:: Task to carry out ::
Filter these entries so that only lines with the word "image" remain.

:: Data ::
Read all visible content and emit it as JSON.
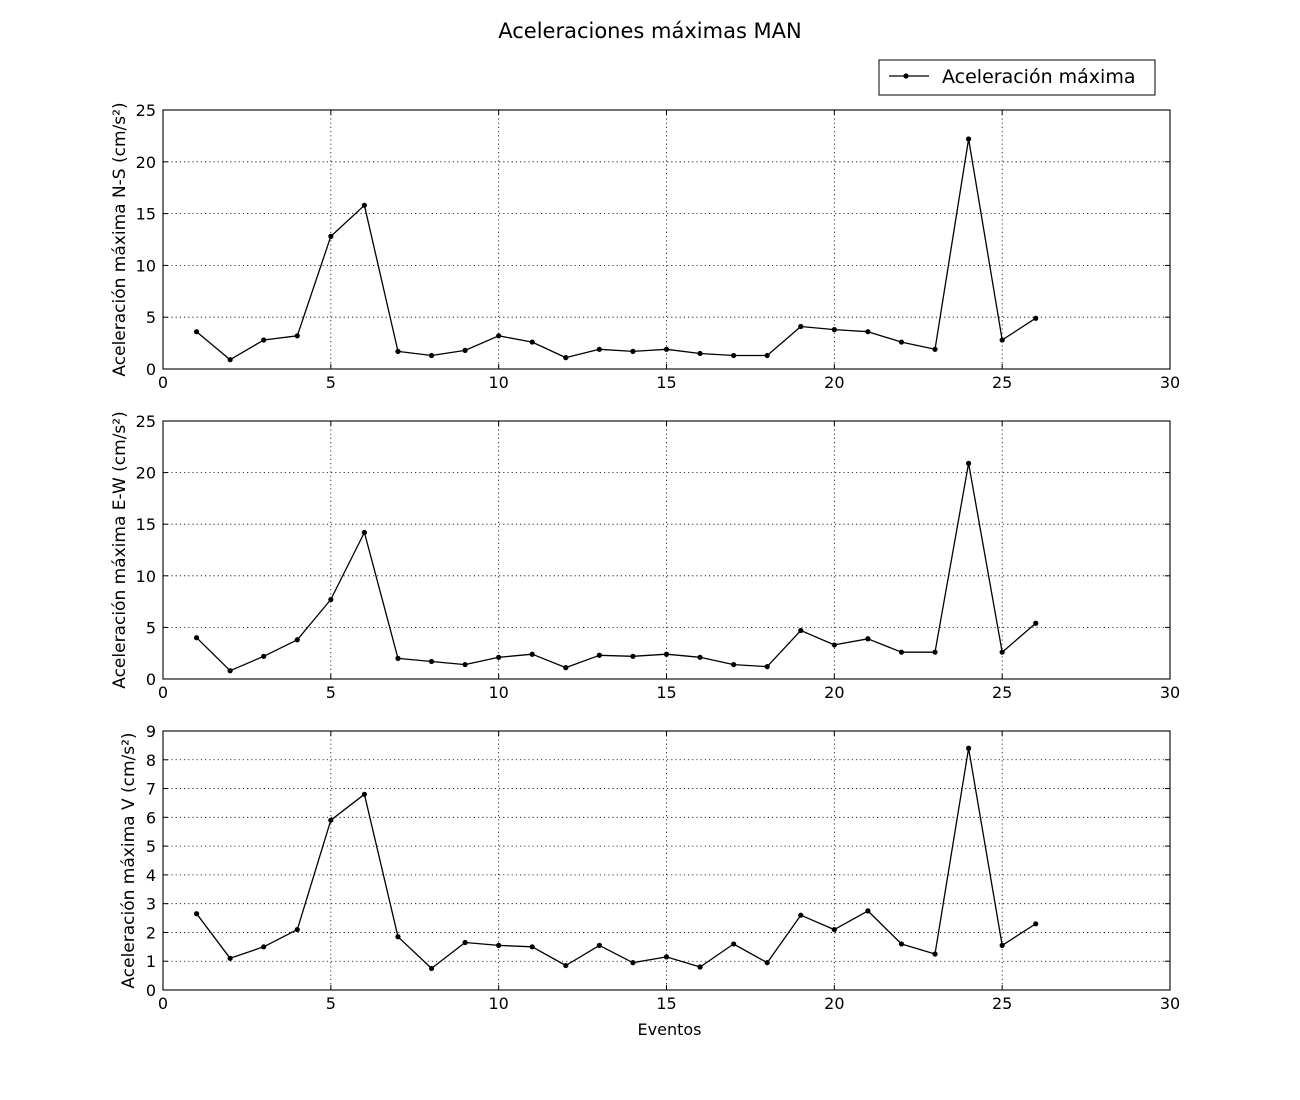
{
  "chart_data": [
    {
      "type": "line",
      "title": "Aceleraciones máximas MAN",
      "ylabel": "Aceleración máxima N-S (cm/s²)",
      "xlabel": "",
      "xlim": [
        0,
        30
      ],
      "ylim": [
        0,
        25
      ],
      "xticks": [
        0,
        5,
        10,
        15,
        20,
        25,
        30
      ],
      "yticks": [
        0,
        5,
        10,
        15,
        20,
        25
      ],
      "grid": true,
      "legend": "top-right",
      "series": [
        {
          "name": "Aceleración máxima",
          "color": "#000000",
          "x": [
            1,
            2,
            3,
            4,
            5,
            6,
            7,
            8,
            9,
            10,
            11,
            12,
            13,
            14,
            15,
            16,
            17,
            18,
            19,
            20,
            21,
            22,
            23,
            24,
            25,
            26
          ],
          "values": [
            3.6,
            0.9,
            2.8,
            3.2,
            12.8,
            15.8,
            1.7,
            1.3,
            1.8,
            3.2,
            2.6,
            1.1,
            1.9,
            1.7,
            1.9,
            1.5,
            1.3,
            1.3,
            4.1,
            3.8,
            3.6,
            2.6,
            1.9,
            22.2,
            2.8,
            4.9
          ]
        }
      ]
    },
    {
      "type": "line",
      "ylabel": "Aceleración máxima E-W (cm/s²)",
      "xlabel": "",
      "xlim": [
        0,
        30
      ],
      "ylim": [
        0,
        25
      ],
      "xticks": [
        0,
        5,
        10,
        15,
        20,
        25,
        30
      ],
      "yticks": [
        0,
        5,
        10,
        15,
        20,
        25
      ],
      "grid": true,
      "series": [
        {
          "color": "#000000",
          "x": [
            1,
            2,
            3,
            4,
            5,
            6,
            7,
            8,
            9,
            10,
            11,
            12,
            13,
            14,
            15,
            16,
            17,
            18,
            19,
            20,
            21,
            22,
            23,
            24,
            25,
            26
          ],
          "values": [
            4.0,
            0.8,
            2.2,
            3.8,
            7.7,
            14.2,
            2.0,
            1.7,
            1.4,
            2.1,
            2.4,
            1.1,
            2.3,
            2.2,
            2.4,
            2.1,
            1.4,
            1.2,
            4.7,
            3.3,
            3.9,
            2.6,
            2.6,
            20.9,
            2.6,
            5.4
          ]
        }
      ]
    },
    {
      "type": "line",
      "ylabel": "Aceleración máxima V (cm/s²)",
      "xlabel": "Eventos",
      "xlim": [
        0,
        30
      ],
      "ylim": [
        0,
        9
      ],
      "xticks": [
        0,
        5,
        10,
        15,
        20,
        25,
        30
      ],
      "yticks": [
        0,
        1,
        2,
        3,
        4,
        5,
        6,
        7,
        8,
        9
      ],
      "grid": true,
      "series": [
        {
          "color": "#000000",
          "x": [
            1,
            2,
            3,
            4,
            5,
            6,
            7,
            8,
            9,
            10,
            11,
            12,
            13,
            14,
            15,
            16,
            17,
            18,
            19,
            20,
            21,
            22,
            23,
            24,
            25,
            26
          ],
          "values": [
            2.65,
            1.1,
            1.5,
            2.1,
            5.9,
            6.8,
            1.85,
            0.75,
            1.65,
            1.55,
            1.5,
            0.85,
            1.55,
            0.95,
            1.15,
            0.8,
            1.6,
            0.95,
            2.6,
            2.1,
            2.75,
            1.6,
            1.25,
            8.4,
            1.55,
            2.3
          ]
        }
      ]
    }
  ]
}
---
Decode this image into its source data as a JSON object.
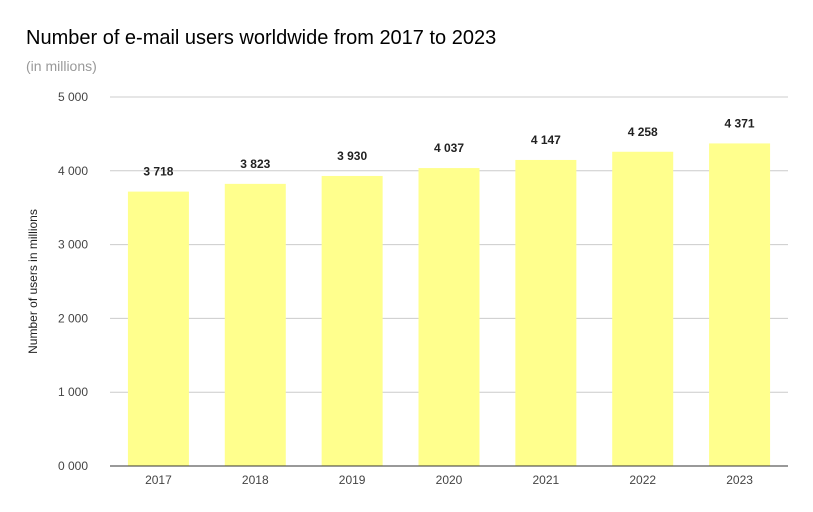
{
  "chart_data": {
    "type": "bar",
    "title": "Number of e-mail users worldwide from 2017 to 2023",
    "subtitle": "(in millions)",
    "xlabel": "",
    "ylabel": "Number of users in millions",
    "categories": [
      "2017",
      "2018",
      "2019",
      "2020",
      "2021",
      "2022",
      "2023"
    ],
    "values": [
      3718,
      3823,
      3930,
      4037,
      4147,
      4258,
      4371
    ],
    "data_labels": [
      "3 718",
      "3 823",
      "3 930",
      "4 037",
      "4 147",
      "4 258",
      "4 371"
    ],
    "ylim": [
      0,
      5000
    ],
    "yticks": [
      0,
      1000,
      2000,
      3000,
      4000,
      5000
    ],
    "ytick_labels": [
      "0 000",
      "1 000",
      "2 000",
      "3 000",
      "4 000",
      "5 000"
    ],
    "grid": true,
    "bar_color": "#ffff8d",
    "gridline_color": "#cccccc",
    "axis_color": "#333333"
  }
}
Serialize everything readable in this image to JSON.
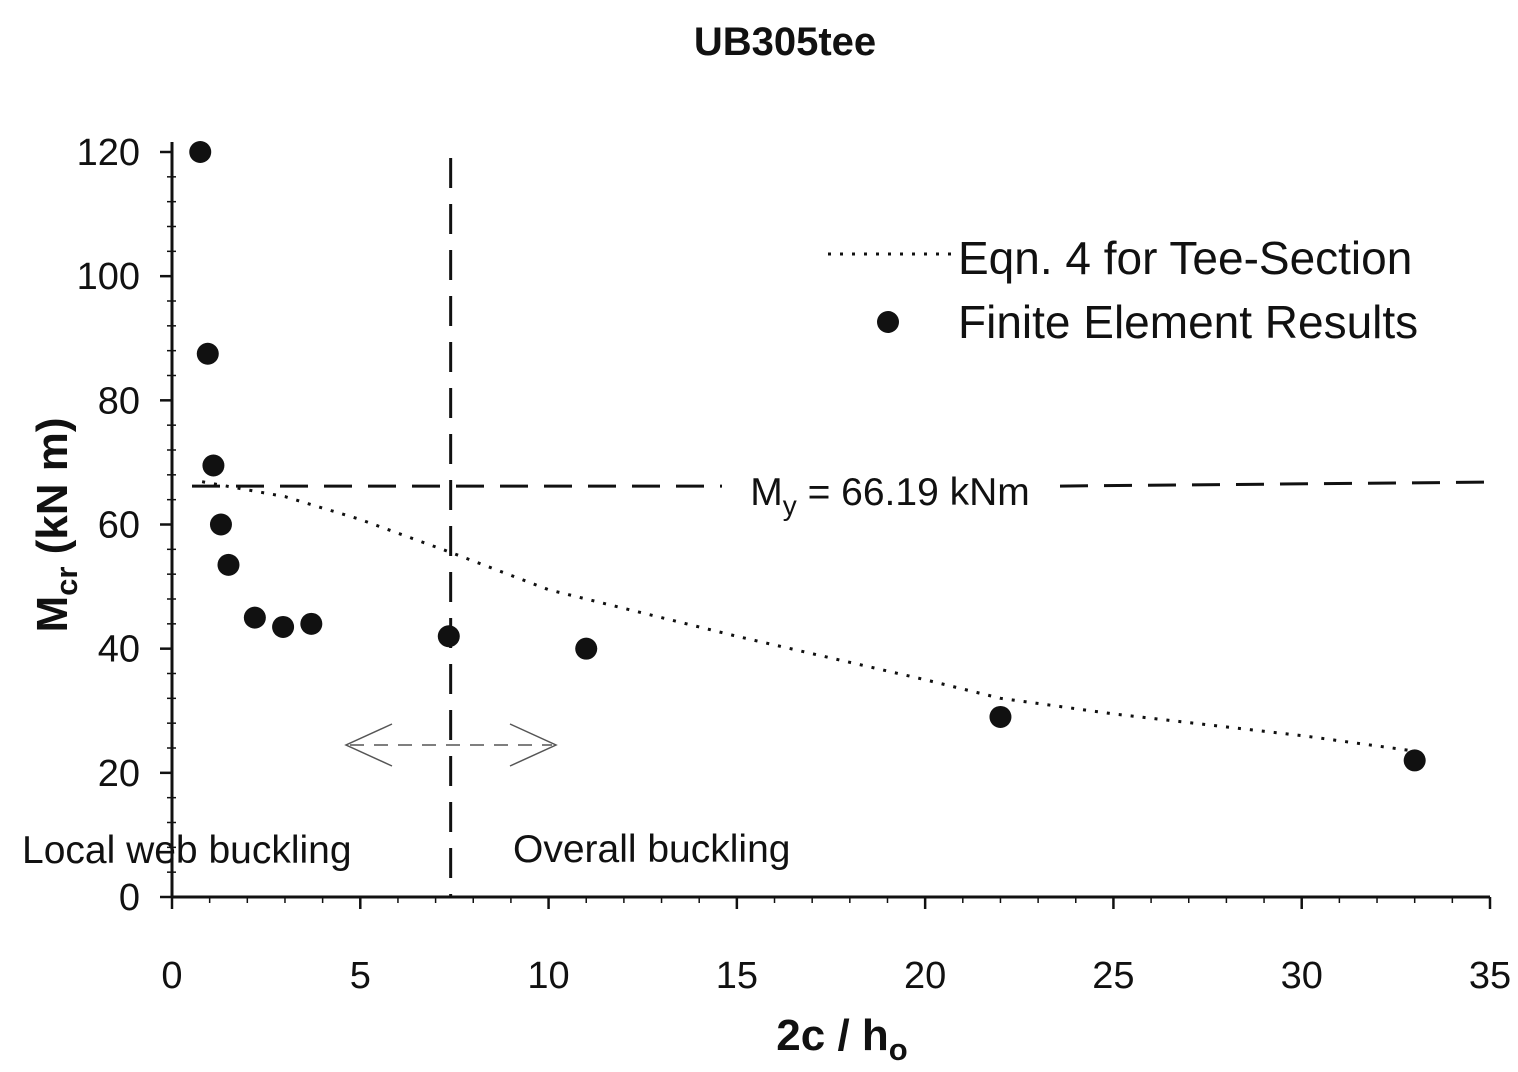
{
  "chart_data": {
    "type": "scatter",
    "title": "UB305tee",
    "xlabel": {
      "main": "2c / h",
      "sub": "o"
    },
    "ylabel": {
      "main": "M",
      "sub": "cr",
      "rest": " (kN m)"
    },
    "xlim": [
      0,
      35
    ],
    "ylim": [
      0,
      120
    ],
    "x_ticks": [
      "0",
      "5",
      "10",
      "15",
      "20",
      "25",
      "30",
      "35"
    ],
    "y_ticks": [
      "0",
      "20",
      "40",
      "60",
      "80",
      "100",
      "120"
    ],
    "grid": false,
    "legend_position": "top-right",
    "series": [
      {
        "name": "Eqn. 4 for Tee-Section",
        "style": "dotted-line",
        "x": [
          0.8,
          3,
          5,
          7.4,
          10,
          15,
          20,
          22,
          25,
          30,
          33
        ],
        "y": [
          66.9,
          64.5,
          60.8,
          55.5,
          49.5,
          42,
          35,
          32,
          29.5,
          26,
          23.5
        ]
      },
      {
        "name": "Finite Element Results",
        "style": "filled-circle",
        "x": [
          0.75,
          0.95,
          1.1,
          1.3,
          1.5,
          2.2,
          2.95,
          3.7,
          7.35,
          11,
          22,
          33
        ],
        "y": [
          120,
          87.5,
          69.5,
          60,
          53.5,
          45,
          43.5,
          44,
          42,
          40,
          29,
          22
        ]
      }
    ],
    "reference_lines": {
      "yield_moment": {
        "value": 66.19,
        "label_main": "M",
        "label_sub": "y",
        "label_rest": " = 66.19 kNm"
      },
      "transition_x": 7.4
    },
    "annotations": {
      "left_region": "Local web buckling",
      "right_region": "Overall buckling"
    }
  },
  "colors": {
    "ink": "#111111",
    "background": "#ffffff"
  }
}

:: Answer for this exercise ::
Decode this image into its source data as a JSON object.
Serialize everything readable in this image to JSON.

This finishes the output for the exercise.